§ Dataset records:
## start

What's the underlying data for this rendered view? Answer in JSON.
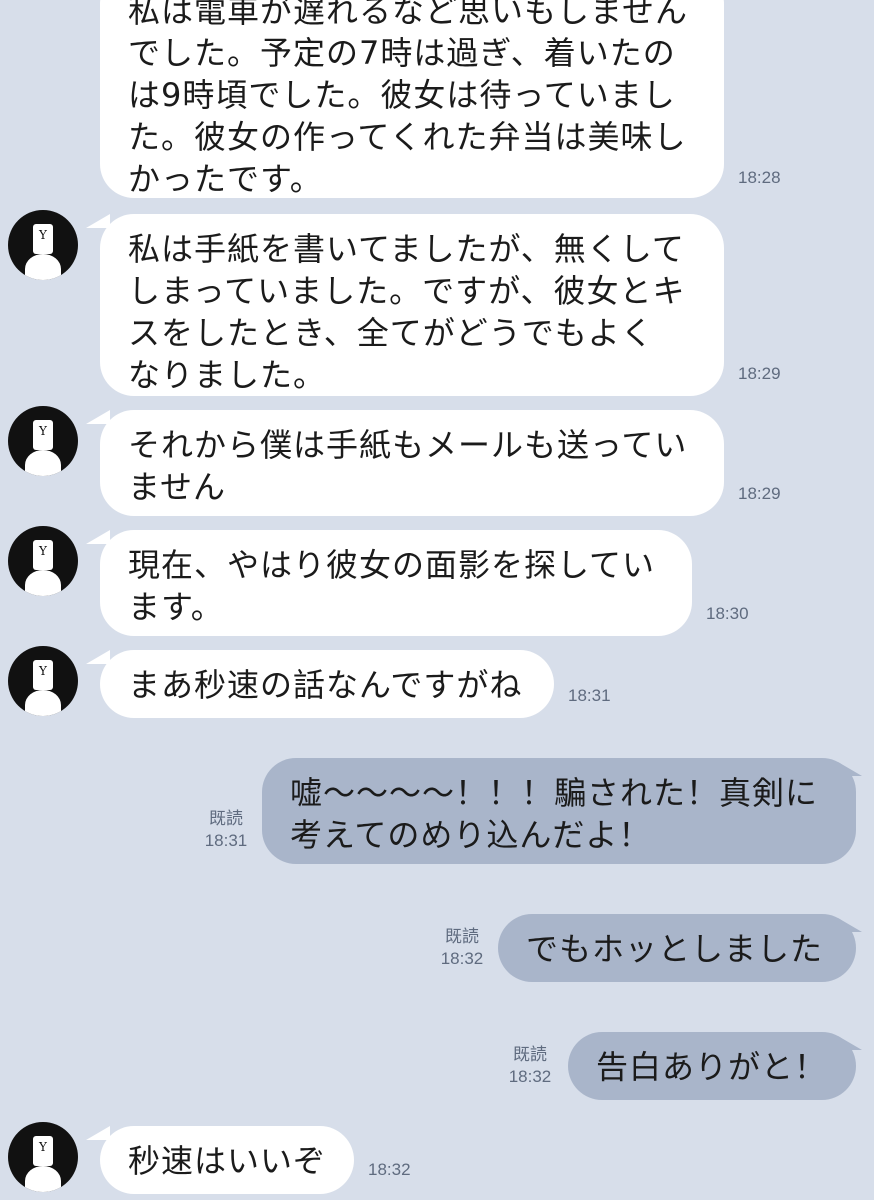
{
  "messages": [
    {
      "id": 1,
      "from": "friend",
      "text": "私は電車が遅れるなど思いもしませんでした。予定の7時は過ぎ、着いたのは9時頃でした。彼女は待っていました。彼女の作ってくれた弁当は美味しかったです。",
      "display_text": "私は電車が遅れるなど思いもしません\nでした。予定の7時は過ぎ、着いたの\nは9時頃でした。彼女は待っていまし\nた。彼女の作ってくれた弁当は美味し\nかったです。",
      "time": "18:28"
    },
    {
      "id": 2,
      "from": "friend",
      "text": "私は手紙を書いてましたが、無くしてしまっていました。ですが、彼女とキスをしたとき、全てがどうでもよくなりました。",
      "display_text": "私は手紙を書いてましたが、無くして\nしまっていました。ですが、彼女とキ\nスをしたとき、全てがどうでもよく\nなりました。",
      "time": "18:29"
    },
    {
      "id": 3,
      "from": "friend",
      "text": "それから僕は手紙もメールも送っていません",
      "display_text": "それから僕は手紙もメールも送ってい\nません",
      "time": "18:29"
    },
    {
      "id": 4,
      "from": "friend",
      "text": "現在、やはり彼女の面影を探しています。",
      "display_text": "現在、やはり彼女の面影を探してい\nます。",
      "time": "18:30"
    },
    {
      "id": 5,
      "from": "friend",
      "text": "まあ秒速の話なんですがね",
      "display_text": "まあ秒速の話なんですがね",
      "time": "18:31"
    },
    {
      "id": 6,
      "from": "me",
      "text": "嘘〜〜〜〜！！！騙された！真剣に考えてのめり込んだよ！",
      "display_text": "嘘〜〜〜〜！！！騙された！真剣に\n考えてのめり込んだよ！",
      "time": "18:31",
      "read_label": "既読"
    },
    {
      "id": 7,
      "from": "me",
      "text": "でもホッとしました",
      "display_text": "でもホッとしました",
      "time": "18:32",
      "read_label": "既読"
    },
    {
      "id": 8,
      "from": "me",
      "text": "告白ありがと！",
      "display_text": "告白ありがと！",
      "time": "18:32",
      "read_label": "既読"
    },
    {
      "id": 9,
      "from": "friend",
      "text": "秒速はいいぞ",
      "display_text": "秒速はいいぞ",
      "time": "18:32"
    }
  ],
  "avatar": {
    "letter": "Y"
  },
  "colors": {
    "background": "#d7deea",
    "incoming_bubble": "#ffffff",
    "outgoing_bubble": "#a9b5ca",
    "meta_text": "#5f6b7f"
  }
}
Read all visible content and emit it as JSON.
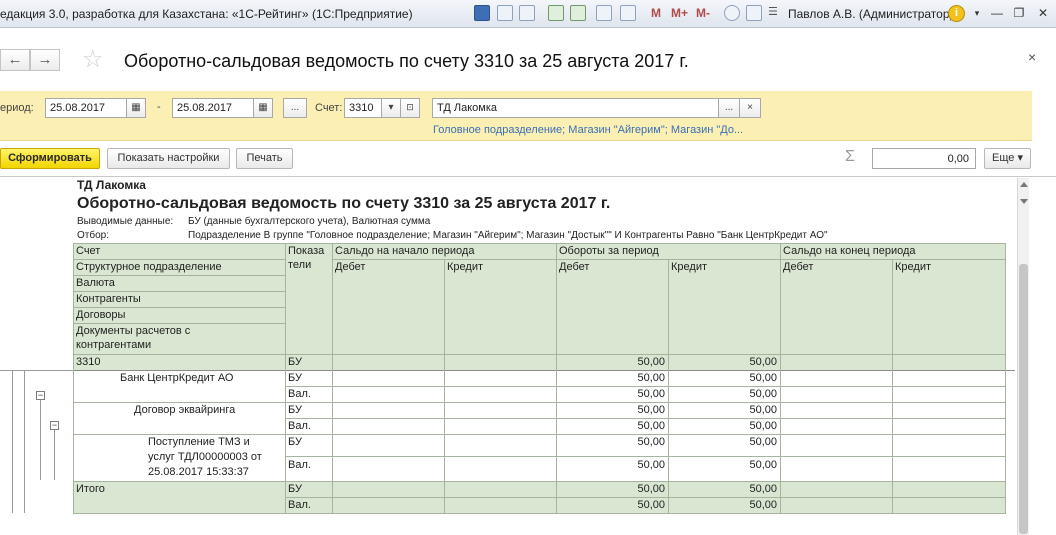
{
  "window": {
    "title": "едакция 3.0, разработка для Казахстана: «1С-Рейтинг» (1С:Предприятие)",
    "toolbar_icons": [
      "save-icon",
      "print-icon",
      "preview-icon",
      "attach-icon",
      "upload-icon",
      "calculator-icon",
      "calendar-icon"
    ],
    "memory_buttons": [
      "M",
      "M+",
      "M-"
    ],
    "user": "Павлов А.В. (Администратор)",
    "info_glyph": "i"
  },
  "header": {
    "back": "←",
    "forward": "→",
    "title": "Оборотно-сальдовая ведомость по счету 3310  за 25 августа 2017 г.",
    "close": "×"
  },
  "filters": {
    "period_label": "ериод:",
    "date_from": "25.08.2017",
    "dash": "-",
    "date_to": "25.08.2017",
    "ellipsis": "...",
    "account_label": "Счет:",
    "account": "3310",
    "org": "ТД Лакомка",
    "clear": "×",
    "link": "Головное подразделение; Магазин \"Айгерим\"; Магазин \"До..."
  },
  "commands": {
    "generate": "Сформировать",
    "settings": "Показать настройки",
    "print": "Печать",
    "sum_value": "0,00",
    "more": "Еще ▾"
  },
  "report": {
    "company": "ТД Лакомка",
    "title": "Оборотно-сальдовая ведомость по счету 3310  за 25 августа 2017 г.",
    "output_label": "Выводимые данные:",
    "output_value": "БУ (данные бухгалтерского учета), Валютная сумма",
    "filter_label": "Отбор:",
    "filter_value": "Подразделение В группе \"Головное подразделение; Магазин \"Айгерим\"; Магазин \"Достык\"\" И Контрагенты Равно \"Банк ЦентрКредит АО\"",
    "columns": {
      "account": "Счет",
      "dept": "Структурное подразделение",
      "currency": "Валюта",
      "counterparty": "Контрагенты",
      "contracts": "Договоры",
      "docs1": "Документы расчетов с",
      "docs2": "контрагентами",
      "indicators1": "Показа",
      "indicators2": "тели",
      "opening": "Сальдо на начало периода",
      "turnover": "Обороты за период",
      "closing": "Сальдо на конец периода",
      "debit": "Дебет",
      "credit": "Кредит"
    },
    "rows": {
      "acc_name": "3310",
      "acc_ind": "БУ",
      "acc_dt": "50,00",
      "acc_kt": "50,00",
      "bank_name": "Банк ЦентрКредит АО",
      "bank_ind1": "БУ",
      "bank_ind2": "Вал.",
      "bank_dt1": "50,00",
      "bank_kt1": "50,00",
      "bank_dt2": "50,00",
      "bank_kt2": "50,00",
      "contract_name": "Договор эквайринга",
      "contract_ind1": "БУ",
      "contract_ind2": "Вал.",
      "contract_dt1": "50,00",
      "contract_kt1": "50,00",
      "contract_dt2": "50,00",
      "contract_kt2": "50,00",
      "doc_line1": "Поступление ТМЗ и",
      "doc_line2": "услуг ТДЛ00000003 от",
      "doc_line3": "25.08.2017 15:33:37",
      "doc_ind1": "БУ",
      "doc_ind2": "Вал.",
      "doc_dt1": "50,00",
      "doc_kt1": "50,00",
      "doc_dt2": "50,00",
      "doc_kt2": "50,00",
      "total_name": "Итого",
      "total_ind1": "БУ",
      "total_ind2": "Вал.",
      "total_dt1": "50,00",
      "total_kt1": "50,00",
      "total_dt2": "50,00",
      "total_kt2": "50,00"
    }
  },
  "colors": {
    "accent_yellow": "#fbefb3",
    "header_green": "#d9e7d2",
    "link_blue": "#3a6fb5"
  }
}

## end

§ Prompt:
The data above should be repeated exactly, minus any pictures.

§ Answer below:
What's the underlying data for this rendered view? Answer in JSON.
{
  "messages": [
    {
      "id": 1,
      "from": "friend",
      "text": "私は電車が遅れるなど思いもしませんでした。予定の7時は過ぎ、着いたのは9時頃でした。彼女は待っていました。彼女の作ってくれた弁当は美味しかったです。",
      "display_text": "私は電車が遅れるなど思いもしません\nでした。予定の7時は過ぎ、着いたの\nは9時頃でした。彼女は待っていまし\nた。彼女の作ってくれた弁当は美味し\nかったです。",
      "time": "18:28"
    },
    {
      "id": 2,
      "from": "friend",
      "text": "私は手紙を書いてましたが、無くしてしまっていました。ですが、彼女とキスをしたとき、全てがどうでもよくなりました。",
      "display_text": "私は手紙を書いてましたが、無くして\nしまっていました。ですが、彼女とキ\nスをしたとき、全てがどうでもよく\nなりました。",
      "time": "18:29"
    },
    {
      "id": 3,
      "from": "friend",
      "text": "それから僕は手紙もメールも送っていません",
      "display_text": "それから僕は手紙もメールも送ってい\nません",
      "time": "18:29"
    },
    {
      "id": 4,
      "from": "friend",
      "text": "現在、やはり彼女の面影を探しています。",
      "display_text": "現在、やはり彼女の面影を探してい\nます。",
      "time": "18:30"
    },
    {
      "id": 5,
      "from": "friend",
      "text": "まあ秒速の話なんですがね",
      "display_text": "まあ秒速の話なんですがね",
      "time": "18:31"
    },
    {
      "id": 6,
      "from": "me",
      "text": "嘘〜〜〜〜！！！騙された！真剣に考えてのめり込んだよ！",
      "display_text": "嘘〜〜〜〜！！！騙された！真剣に\n考えてのめり込んだよ！",
      "time": "18:31",
      "read_label": "既読"
    },
    {
      "id": 7,
      "from": "me",
      "text": "でもホッとしました",
      "display_text": "でもホッとしました",
      "time": "18:32",
      "read_label": "既読"
    },
    {
      "id": 8,
      "from": "me",
      "text": "告白ありがと！",
      "display_text": "告白ありがと！",
      "time": "18:32",
      "read_label": "既読"
    },
    {
      "id": 9,
      "from": "friend",
      "text": "秒速はいいぞ",
      "display_text": "秒速はいいぞ",
      "time": "18:32"
    }
  ],
  "avatar": {
    "letter": "Y"
  },
  "colors": {
    "background": "#d7deea",
    "incoming_bubble": "#ffffff",
    "outgoing_bubble": "#a9b5ca",
    "meta_text": "#5f6b7f"
  }
}
Read all visible content and emit it as JSON.
{
  "window": {
    "title": "едакция 3.0, разработка для Казахстана: «1С-Рейтинг» (1С:Предприятие)",
    "toolbar_icons": [
      "save-icon",
      "print-icon",
      "preview-icon",
      "attach-icon",
      "upload-icon",
      "calculator-icon",
      "calendar-icon"
    ],
    "memory_buttons": [
      "M",
      "M+",
      "M-"
    ],
    "user": "Павлов А.В. (Администратор)",
    "info_glyph": "i"
  },
  "header": {
    "back": "←",
    "forward": "→",
    "title": "Оборотно-сальдовая ведомость по счету 3310  за 25 августа 2017 г.",
    "close": "×"
  },
  "filters": {
    "period_label": "ериод:",
    "date_from": "25.08.2017",
    "dash": "-",
    "date_to": "25.08.2017",
    "ellipsis": "...",
    "account_label": "Счет:",
    "account": "3310",
    "org": "ТД Лакомка",
    "clear": "×",
    "link": "Головное подразделение; Магазин \"Айгерим\"; Магазин \"До..."
  },
  "commands": {
    "generate": "Сформировать",
    "settings": "Показать настройки",
    "print": "Печать",
    "sum_value": "0,00",
    "more": "Еще ▾"
  },
  "report": {
    "company": "ТД Лакомка",
    "title": "Оборотно-сальдовая ведомость по счету 3310  за 25 августа 2017 г.",
    "output_label": "Выводимые данные:",
    "output_value": "БУ (данные бухгалтерского учета), Валютная сумма",
    "filter_label": "Отбор:",
    "filter_value": "Подразделение В группе \"Головное подразделение; Магазин \"Айгерим\"; Магазин \"Достык\"\" И Контрагенты Равно \"Банк ЦентрКредит АО\"",
    "columns": {
      "account": "Счет",
      "dept": "Структурное подразделение",
      "currency": "Валюта",
      "counterparty": "Контрагенты",
      "contracts": "Договоры",
      "docs1": "Документы расчетов с",
      "docs2": "контрагентами",
      "indicators1": "Показа",
      "indicators2": "тели",
      "opening": "Сальдо на начало периода",
      "turnover": "Обороты за период",
      "closing": "Сальдо на конец периода",
      "debit": "Дебет",
      "credit": "Кредит"
    },
    "rows": {
      "acc_name": "3310",
      "acc_ind": "БУ",
      "acc_dt": "50,00",
      "acc_kt": "50,00",
      "bank_name": "Банк ЦентрКредит АО",
      "bank_ind1": "БУ",
      "bank_ind2": "Вал.",
      "bank_dt1": "50,00",
      "bank_kt1": "50,00",
      "bank_dt2": "50,00",
      "bank_kt2": "50,00",
      "contract_name": "Договор эквайринга",
      "contract_ind1": "БУ",
      "contract_ind2": "Вал.",
      "contract_dt1": "50,00",
      "contract_kt1": "50,00",
      "contract_dt2": "50,00",
      "contract_kt2": "50,00",
      "doc_line1": "Поступление ТМЗ и",
      "doc_line2": "услуг ТДЛ00000003 от",
      "doc_line3": "25.08.2017 15:33:37",
      "doc_ind1": "БУ",
      "doc_ind2": "Вал.",
      "doc_dt1": "50,00",
      "doc_kt1": "50,00",
      "doc_dt2": "50,00",
      "doc_kt2": "50,00",
      "total_name": "Итого",
      "total_ind1": "БУ",
      "total_ind2": "Вал.",
      "total_dt1": "50,00",
      "total_kt1": "50,00",
      "total_dt2": "50,00",
      "total_kt2": "50,00"
    }
  },
  "colors": {
    "accent_yellow": "#fbefb3",
    "header_green": "#d9e7d2",
    "link_blue": "#3a6fb5"
  }
}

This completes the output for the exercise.